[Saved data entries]
- - -
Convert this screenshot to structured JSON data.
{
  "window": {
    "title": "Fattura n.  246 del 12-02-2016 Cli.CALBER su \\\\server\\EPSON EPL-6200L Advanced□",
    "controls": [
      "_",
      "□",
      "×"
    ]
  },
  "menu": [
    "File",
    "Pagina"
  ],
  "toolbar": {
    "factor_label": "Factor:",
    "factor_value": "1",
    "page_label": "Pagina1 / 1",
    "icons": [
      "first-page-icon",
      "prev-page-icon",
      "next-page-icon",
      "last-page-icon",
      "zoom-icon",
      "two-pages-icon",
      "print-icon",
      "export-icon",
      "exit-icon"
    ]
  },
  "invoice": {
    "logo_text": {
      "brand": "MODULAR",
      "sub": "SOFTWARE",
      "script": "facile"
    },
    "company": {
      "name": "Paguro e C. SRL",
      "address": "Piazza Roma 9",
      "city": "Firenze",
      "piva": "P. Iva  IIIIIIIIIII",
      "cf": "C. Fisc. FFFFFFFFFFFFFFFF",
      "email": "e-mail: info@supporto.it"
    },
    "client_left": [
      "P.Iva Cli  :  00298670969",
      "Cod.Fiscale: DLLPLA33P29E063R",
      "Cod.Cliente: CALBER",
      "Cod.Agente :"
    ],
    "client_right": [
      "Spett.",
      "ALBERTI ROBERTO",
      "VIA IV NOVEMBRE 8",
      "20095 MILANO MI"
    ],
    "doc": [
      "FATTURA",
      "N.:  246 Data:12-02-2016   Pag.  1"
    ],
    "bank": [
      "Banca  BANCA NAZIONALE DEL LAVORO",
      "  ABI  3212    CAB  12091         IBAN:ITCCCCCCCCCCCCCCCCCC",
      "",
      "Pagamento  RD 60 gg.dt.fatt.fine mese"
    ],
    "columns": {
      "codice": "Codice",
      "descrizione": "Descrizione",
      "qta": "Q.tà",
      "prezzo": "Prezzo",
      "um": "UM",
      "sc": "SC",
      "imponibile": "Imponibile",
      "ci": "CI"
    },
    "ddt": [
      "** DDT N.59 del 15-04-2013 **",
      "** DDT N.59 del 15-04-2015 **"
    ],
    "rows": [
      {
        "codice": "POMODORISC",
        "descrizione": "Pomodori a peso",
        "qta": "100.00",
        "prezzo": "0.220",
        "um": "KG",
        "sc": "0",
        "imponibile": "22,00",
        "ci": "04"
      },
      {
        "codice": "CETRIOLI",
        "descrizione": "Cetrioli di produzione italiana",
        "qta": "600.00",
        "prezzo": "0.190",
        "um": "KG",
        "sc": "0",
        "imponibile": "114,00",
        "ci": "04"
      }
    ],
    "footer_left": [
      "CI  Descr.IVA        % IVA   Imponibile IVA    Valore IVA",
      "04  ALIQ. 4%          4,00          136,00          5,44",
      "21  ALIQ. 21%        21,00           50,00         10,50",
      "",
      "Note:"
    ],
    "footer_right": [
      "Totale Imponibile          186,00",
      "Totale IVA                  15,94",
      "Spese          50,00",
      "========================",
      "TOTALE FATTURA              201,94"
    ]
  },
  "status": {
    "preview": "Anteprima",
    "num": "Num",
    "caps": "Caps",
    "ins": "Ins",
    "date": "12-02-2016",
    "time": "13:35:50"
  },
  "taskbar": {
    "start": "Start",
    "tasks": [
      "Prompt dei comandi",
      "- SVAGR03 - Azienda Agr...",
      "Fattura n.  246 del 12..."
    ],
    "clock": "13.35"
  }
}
- - -
Short exercise: Your answer should be a single number: the count of lines in these records that hold the string "CALBER".

Result for this exercise: 2